**WHAT IS REQUIRED**
Tally the lines in the records underneath that contain the string "today", and state the figure by itself.

━━━━━━━━━━━━━━━━

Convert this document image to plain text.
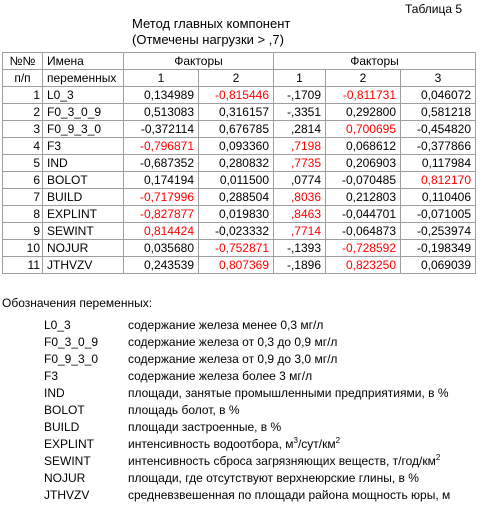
Таблица 5
Метод главных компонент
(Отмечены нагрузки > ,7)
№№	Имена	Факторы		Факторы		
п/п	переменных	1	2	1	2	3
1	L0_3	0,134989	-0,815446	-,1709	-0,811731	0,046072
2	F0_3_0_9	0,513083	0,316157	-,3351	0,292800	0,581218
3	F0_9_3_0	-0,372114	0,676785	,2814	0,700695	-0,454820
4	F3	-0,796871	0,093360	,7198	0,068612	-0,377866
5	IND	-0,687352	0,280832	,7735	0,206903	0,117984
6	BOLOT	0,174194	0,011500	,0774	-0,070485	0,812170
7	BUILD	-0,717996	0,288504	,8036	0,212803	0,110406
8	EXPLINT	-0,827877	0,019830	,8463	-0,044701	-0,071005
9	SEWINT	0,814424	-0,023332	,7714	-0,064873	-0,253974
10	NOJUR	0,035680	-0,752871	-,1393	-0,728592	-0,198349
11	JTHVZV	0,243539	0,807369	-,1896	0,823250	0,069039
Обозначения переменных:
L0_3	содержание железа менее 0,3 мг/л
F0_3_0_9 содержание железа от 0,3 до 0,9 мг/л
F0_9_3_0 содержание железа от 0,9 до 3,0 мг/л
F3	содержание железа более 3 мг/л
IND	площади, занятые промышленными предприятиями, в %
BOLOT	площадь болот, в %
BUILD	площади застроенные, в %
EXPLINT	интенсивность водоотбора, $м^3/сут/км^2$
SEWINT	интенсивность сброса загрязняющих веществ, $т/год/км^2$
NOJUR	площади, где отсутствуют верхнеюрские глины, в %
JTHVZV	средневзвешенная по площади района мощность юры, м
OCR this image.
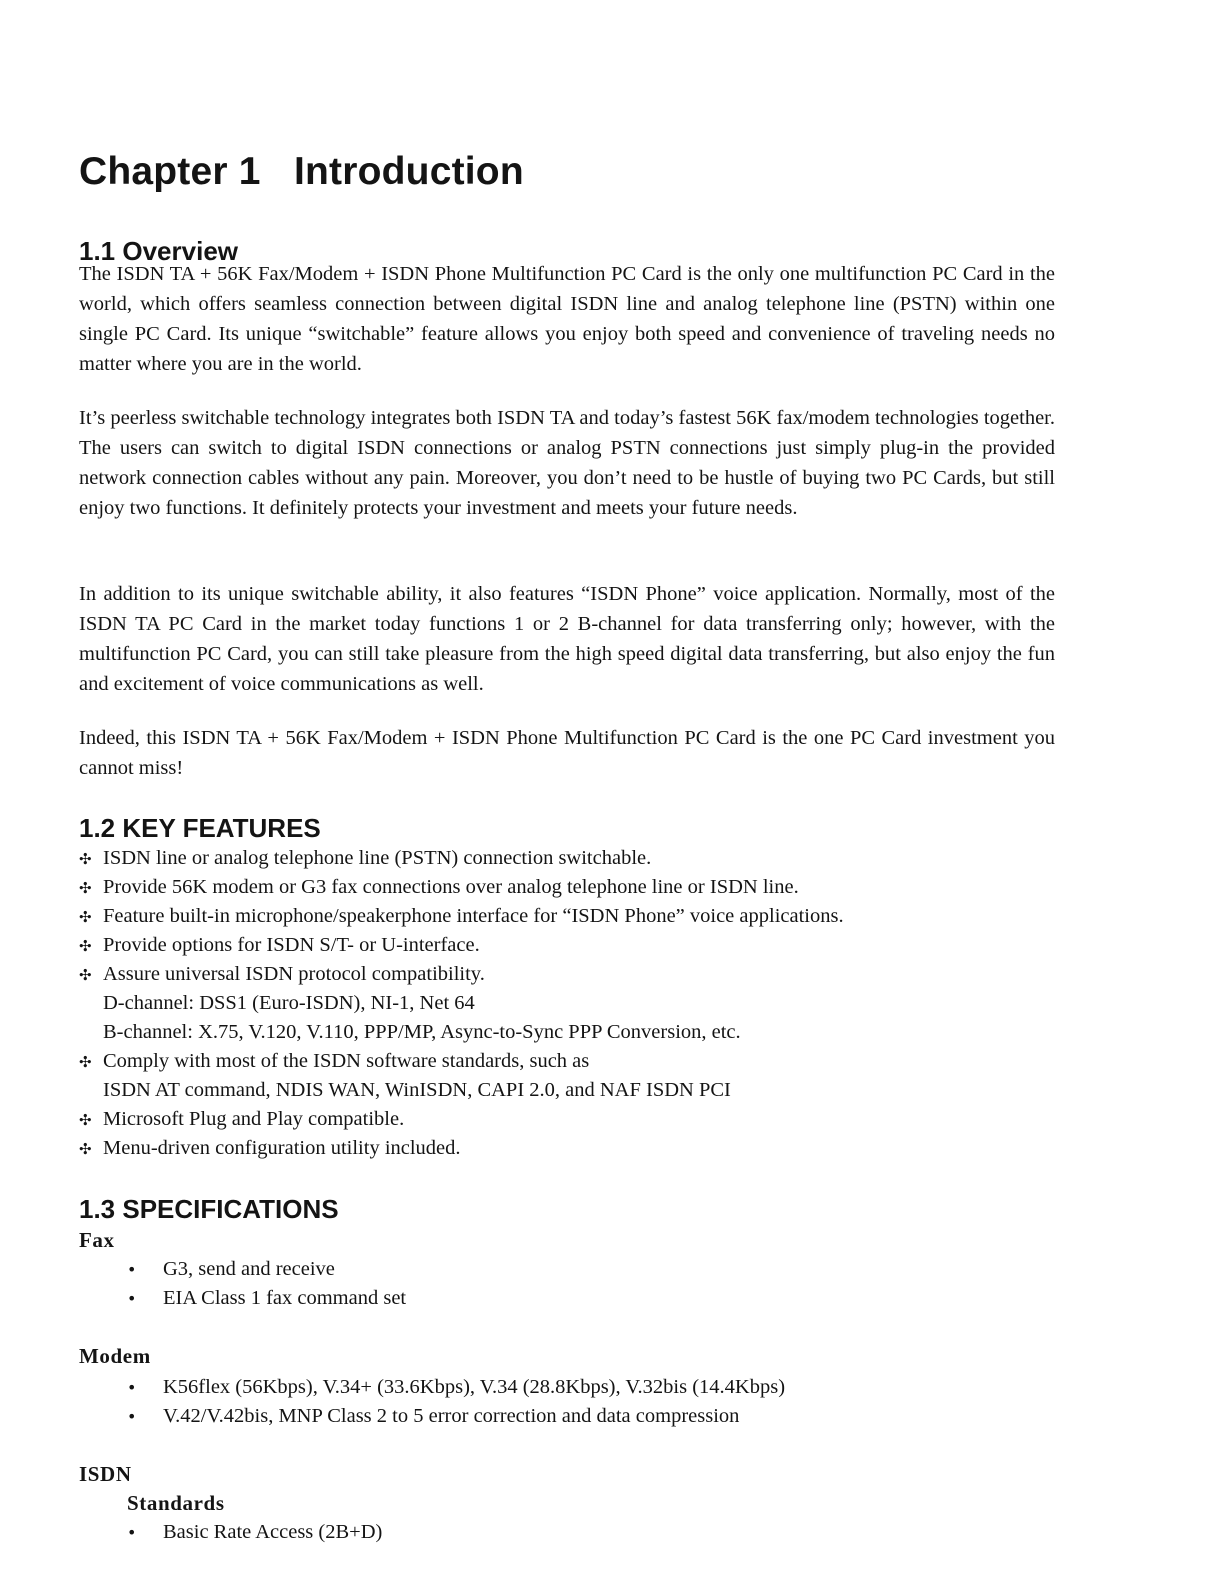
Chapter 1 Introduction
1.1 Overview

The ISDN TA + 56K Fax/Modem + ISDN Phone Multifunction PC Card is the only one multifunction PC Card in the world, which offers seamless connection between digital ISDN line and analog telephone line (PSTN) within one single PC Card. Its unique “switchable” feature allows you enjoy both speed and convenience of traveling needs no matter where you are in the world.

It’s peerless switchable technology integrates both ISDN TA and today’s fastest 56K fax/modem technologies together. The users can switch to digital ISDN connections or analog PSTN connections just simply plug-in the provided network connection cables without any pain. Moreover, you don’t need to be hustle of buying two PC Cards, but still enjoy two functions. It definitely protects your investment and meets your future needs.

In addition to its unique switchable ability, it also features “ISDN Phone” voice application. Normally, most of the ISDN TA PC Card in the market today functions 1 or 2 B-channel for data transferring only; however, with the multifunction PC Card, you can still take pleasure from the high speed digital data transferring, but also enjoy the fun and excitement of voice communications as well.

Indeed, this ISDN TA + 56K Fax/Modem + ISDN Phone Multifunction PC Card is the one PC Card investment you cannot miss!

1.2 KEY FEATURES
✣ ISDN line or analog telephone line (PSTN) connection switchable.
✣ Provide 56K modem or G3 fax connections over analog telephone line or ISDN line.
✣ Feature built-in microphone/speakerphone interface for “ISDN Phone” voice applications.
✣ Provide options for ISDN S/T- or U-interface.
✣ Assure universal ISDN protocol compatibility.
D-channel: DSS1 (Euro-ISDN), NI-1, Net 64
B-channel: X.75, V.120, V.110, PPP/MP, Async-to-Sync PPP Conversion, etc.
✣ Comply with most of the ISDN software standards, such as
ISDN AT command, NDIS WAN, WinISDN, CAPI 2.0, and NAF ISDN PCI
✣ Microsoft Plug and Play compatible.
✣ Menu-driven configuration utility included.
1.3 SPECIFICATIONS
Fax
• G3, send and receive
• EIA Class 1 fax command set
Modem
• K56flex (56Kbps), V.34+ (33.6Kbps), V.34 (28.8Kbps), V.32bis (14.4Kbps)
• V.42/V.42bis, MNP Class 2 to 5 error correction and data compression
ISDN
Standards
• Basic Rate Access (2B+D)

━━━━━━━━━━━━━━━━

**SOLUTION TO THIS TASK**
2